What to work on: Copy all lines of the listing that include the string "mantissa".

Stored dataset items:

"""

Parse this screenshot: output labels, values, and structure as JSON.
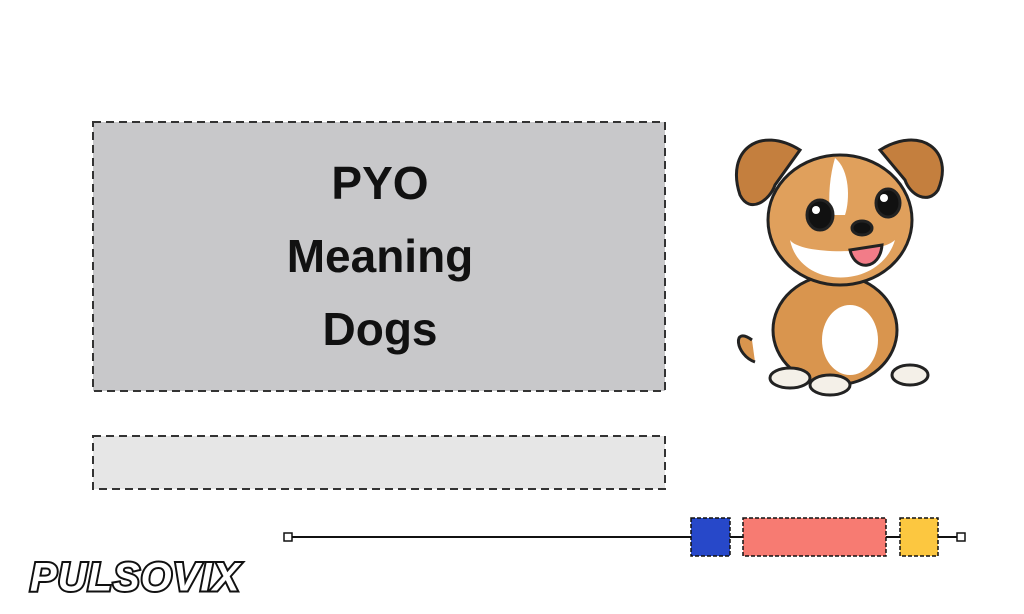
{
  "title_lines": [
    "PYO",
    "Meaning",
    "Dogs"
  ],
  "logo": "PULSOVIX"
}
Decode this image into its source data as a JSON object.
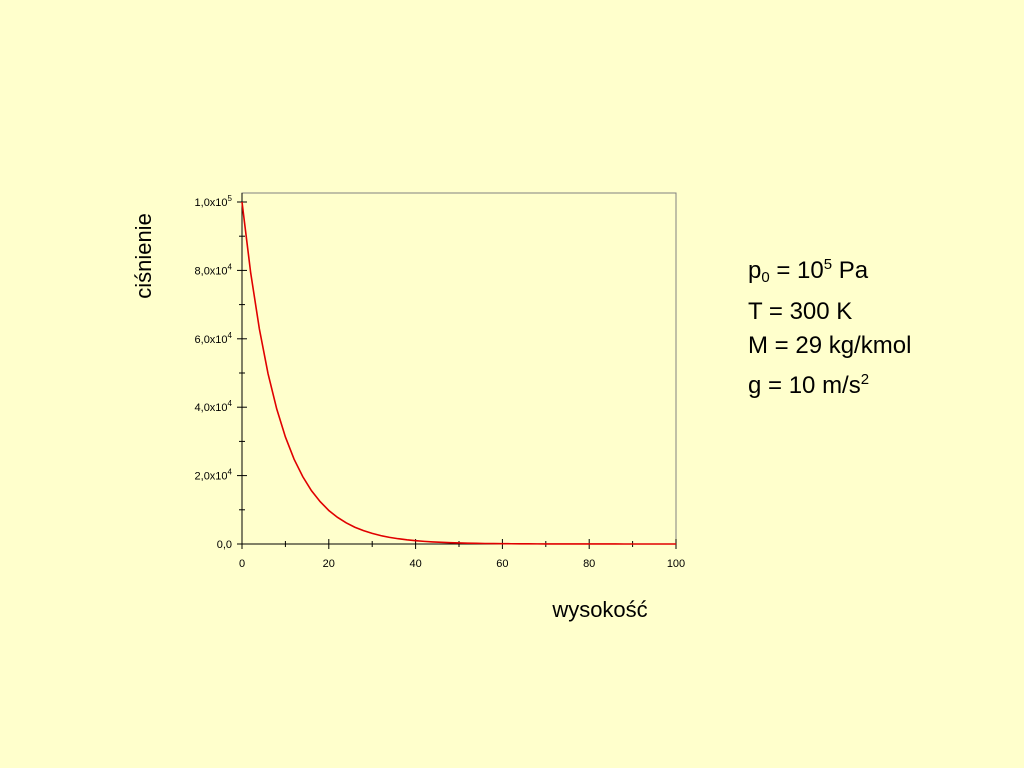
{
  "chart_data": {
    "type": "line",
    "xlabel": "wysokość",
    "ylabel": "ciśnienie",
    "xlim": [
      0,
      100
    ],
    "ylim": [
      0,
      100000
    ],
    "x_ticks": [
      0,
      20,
      40,
      60,
      80,
      100
    ],
    "x_tick_labels": [
      "0",
      "20",
      "40",
      "60",
      "80",
      "100"
    ],
    "x_minor_step": 10,
    "y_ticks": [
      0,
      20000,
      40000,
      60000,
      80000,
      100000
    ],
    "y_tick_labels": [
      {
        "mantissa": "0,0",
        "exp": ""
      },
      {
        "mantissa": "2,0x10",
        "exp": "4"
      },
      {
        "mantissa": "4,0x10",
        "exp": "4"
      },
      {
        "mantissa": "6,0x10",
        "exp": "4"
      },
      {
        "mantissa": "8,0x10",
        "exp": "4"
      },
      {
        "mantissa": "1,0x10",
        "exp": "5"
      }
    ],
    "y_minor_step": 10000,
    "grid": false,
    "series": [
      {
        "color": "#E00000",
        "x": [
          0,
          2,
          4,
          6,
          8,
          10,
          12,
          14,
          16,
          18,
          20,
          22,
          24,
          26,
          28,
          30,
          32,
          34,
          36,
          38,
          40,
          42,
          44,
          46,
          48,
          50,
          52,
          54,
          56,
          58,
          60,
          62,
          64,
          66,
          68,
          70,
          72,
          74,
          76,
          78,
          80,
          82,
          84,
          86,
          88,
          90,
          92,
          94,
          96,
          98,
          100
        ],
        "y": [
          100000,
          79300,
          62900,
          49800,
          39500,
          31300,
          24800,
          19700,
          15600,
          12400,
          9800,
          7800,
          6200,
          4900,
          3900,
          3100,
          2450,
          1940,
          1540,
          1220,
          970,
          770,
          610,
          480,
          380,
          300,
          240,
          190,
          150,
          120,
          95,
          75,
          60,
          47,
          37,
          30,
          24,
          19,
          15,
          12,
          9,
          7,
          6,
          5,
          4,
          3,
          2,
          2,
          1,
          1,
          1
        ]
      }
    ]
  },
  "params": {
    "p_symbol": "p",
    "p_sub": "0",
    "p_eq": " = 10",
    "p_exp": "5",
    "p_unit": " Pa",
    "t_line": "T = 300 K",
    "m_line": "M = 29 kg/kmol",
    "g_text": "g = 10 m/s",
    "g_exp": "2"
  }
}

"""

The reply:
        "mantissa": "0,0",
        "mantissa": "2,0x10",
        "mantissa": "4,0x10",
        "mantissa": "6,0x10",
        "mantissa": "8,0x10",
        "mantissa": "1,0x10",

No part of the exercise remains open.